• Work instructions
Rewrite the records from the line with "notice-2-end: 。 (572, 269, 588, 287)" through the line with "material-6-heading: 听第6段材料，回答6至7题。 (137, 953, 331, 971)", changing "boy" to "girl" and keeping everything else the same. Return only those lines.

####

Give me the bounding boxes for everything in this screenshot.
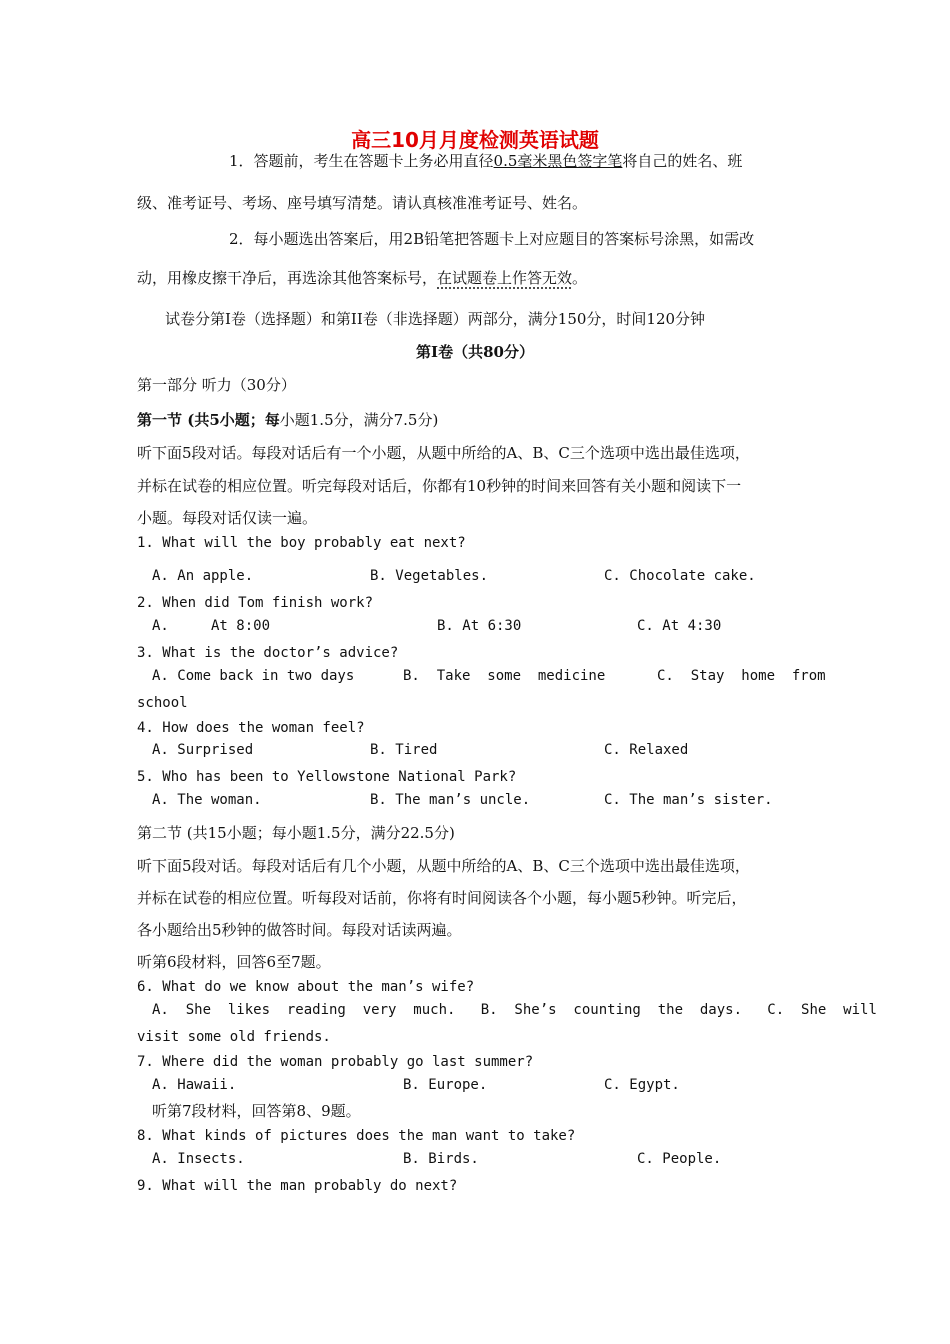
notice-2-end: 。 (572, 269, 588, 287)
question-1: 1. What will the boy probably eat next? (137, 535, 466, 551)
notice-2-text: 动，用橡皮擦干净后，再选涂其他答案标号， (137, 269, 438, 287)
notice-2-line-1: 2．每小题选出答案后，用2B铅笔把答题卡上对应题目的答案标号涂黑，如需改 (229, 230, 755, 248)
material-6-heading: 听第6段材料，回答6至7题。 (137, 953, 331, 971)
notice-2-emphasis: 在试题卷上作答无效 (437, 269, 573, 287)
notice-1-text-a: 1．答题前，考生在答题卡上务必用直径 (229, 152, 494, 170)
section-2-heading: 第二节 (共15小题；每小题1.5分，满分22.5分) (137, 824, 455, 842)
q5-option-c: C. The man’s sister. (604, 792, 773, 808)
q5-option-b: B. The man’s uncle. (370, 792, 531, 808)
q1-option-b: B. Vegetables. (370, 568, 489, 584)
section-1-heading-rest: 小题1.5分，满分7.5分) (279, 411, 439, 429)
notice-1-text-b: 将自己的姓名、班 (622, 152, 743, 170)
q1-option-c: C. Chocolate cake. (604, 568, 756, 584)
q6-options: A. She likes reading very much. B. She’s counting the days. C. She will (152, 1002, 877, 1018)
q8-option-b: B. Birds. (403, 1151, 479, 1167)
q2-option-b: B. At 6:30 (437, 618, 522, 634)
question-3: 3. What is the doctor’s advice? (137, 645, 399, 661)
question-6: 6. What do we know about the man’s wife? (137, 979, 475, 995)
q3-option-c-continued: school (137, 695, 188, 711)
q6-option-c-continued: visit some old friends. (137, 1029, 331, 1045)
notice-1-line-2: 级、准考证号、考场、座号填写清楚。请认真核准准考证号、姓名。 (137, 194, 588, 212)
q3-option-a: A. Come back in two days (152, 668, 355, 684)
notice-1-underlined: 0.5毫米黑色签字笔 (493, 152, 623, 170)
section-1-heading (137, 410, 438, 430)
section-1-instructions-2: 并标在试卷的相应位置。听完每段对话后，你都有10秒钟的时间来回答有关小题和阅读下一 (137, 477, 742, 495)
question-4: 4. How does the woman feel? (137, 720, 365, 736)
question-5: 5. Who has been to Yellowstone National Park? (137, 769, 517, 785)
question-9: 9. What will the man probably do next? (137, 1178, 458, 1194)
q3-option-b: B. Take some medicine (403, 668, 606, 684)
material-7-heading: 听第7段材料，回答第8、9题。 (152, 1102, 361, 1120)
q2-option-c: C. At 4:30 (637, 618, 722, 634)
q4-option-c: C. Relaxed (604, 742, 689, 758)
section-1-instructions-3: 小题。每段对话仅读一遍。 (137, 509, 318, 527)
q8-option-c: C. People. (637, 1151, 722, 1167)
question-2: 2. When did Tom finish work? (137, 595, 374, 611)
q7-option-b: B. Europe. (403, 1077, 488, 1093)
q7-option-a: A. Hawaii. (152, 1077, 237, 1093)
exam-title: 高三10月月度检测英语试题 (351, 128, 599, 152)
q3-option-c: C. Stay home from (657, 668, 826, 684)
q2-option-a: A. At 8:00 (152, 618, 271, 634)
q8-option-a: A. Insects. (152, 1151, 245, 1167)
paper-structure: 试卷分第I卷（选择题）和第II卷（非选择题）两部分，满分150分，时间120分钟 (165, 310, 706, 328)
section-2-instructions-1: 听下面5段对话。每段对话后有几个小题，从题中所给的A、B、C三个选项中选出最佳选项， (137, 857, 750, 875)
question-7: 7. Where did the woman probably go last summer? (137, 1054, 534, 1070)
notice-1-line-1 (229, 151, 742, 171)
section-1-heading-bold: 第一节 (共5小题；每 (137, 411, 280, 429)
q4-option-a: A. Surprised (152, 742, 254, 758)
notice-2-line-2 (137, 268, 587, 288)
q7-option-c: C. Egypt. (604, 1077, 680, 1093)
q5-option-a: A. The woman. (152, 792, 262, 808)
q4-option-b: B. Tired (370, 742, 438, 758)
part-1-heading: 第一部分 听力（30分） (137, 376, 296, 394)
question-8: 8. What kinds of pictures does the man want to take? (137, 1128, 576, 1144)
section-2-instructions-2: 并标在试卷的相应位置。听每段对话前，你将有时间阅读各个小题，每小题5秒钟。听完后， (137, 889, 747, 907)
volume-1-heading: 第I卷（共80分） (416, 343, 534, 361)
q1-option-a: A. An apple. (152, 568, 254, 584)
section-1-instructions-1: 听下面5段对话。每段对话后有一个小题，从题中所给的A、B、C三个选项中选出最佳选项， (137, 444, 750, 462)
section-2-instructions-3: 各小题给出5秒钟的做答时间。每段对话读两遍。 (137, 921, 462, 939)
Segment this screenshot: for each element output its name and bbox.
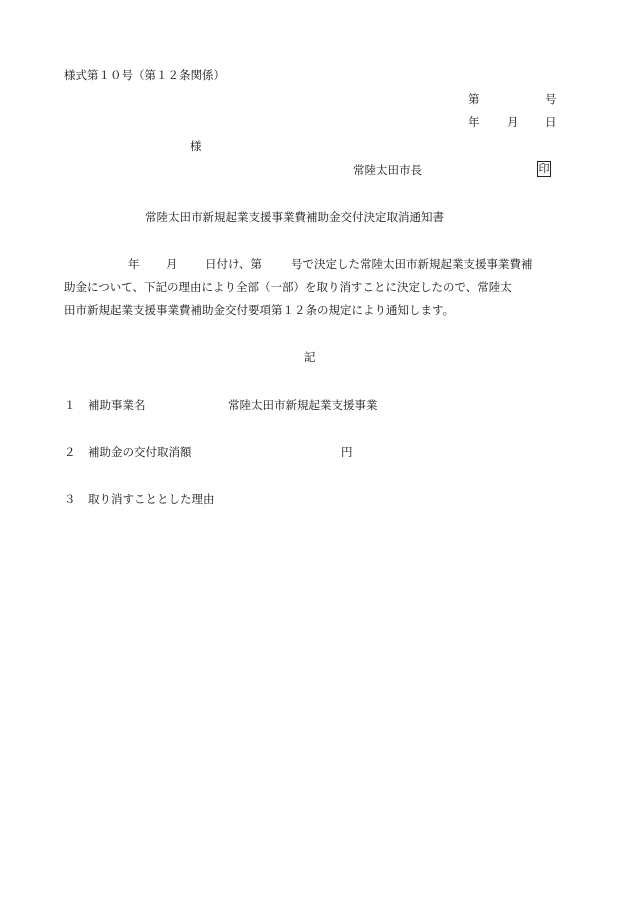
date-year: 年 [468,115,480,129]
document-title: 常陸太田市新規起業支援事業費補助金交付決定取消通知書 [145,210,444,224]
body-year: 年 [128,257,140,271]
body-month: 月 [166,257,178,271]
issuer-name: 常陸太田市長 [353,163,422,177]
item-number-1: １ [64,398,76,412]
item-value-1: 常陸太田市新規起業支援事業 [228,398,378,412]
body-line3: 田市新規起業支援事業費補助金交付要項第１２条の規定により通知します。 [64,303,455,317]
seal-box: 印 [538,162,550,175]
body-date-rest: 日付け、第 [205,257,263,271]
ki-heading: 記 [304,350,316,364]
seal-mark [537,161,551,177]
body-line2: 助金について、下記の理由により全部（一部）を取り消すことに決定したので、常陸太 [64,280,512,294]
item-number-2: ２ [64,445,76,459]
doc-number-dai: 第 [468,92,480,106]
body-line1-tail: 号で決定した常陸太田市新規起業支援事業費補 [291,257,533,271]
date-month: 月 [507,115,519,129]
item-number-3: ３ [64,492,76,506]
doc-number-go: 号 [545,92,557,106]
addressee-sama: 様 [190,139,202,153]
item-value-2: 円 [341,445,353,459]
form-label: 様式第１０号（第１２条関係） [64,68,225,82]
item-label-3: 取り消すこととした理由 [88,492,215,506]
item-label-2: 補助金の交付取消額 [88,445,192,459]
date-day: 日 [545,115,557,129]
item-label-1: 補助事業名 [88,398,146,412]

####

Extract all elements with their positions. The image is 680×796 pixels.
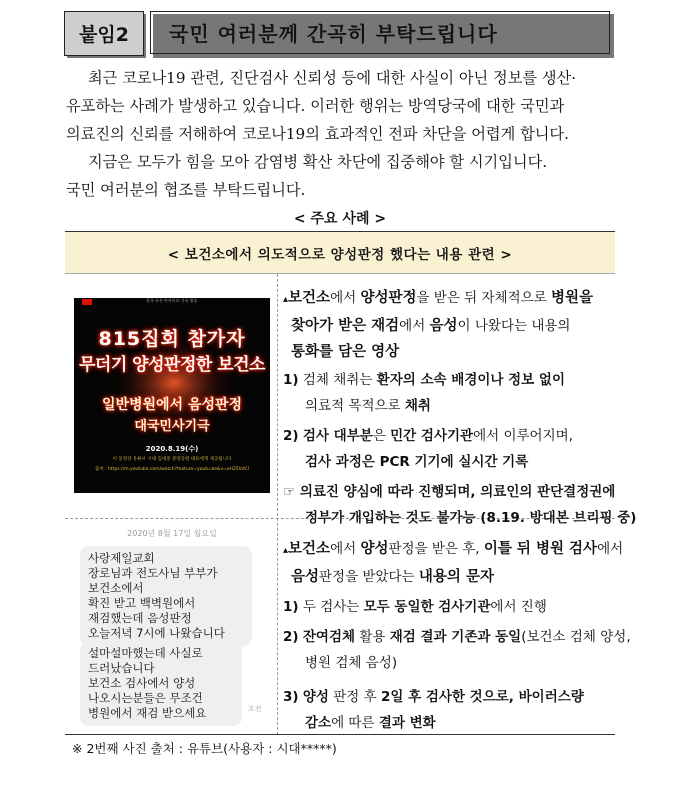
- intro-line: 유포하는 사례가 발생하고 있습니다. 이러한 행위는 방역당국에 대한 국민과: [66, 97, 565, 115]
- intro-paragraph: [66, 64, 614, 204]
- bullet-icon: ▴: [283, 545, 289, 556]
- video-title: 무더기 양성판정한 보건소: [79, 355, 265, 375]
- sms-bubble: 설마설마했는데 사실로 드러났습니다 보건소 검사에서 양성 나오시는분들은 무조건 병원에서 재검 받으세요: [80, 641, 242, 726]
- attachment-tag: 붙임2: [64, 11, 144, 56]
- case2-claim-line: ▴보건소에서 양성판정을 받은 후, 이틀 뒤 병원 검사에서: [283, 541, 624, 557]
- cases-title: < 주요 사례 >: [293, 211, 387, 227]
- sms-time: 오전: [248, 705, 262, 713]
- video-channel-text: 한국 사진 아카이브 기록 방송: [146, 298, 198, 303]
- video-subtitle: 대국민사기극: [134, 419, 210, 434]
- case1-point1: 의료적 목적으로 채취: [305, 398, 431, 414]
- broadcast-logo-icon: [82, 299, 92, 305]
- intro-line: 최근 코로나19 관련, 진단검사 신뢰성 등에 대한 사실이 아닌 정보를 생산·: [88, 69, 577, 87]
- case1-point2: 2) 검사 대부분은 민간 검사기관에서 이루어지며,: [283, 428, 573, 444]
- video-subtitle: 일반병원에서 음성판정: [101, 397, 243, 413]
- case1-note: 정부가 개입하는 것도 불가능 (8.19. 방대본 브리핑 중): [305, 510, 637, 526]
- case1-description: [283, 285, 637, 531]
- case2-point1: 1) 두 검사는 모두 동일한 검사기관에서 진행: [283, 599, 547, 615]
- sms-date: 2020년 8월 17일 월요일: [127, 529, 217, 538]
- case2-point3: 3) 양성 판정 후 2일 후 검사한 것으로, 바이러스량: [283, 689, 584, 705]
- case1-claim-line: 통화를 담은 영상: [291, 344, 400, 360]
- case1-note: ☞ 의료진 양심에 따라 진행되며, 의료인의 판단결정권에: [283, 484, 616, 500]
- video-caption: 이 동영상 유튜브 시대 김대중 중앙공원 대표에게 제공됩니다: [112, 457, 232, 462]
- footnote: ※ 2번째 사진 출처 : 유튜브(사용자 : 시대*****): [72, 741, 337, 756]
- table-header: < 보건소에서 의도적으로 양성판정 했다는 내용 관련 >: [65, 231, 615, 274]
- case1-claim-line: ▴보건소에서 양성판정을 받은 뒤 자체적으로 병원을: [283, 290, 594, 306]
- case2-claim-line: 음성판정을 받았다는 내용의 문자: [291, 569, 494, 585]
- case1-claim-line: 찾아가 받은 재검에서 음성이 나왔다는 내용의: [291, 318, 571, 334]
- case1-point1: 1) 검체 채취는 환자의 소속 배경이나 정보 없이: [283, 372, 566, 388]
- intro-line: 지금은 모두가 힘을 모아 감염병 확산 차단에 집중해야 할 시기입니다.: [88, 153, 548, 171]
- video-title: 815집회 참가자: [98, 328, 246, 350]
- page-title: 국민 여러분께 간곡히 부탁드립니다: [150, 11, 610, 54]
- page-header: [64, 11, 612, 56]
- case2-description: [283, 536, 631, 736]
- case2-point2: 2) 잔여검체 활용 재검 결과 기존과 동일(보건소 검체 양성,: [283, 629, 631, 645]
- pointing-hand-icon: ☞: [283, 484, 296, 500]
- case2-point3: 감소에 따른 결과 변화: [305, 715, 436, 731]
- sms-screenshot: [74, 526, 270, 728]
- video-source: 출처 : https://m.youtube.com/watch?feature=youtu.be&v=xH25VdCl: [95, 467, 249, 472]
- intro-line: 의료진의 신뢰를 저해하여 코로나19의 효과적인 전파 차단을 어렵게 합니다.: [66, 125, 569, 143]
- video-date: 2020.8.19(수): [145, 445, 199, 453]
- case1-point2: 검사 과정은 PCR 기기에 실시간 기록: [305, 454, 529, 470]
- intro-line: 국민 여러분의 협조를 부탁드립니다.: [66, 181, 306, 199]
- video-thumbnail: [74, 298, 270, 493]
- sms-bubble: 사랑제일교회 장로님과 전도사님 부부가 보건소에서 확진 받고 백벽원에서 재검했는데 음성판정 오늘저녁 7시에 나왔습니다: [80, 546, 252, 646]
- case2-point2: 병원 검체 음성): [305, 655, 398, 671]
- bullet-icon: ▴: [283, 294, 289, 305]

####

• Answer for this exercise
notice-2-end: 。 (572, 269, 588, 287)
question-1: 1. What will the girl probably eat next? (137, 535, 466, 551)
notice-2-text: 动，用橡皮擦干净后，再选涂其他答案标号， (137, 269, 438, 287)
notice-2-line-1: 2．每小题选出答案后，用2B铅笔把答题卡上对应题目的答案标号涂黑，如需改 (229, 230, 755, 248)
material-6-heading: 听第6段材料，回答6至7题。 (137, 953, 331, 971)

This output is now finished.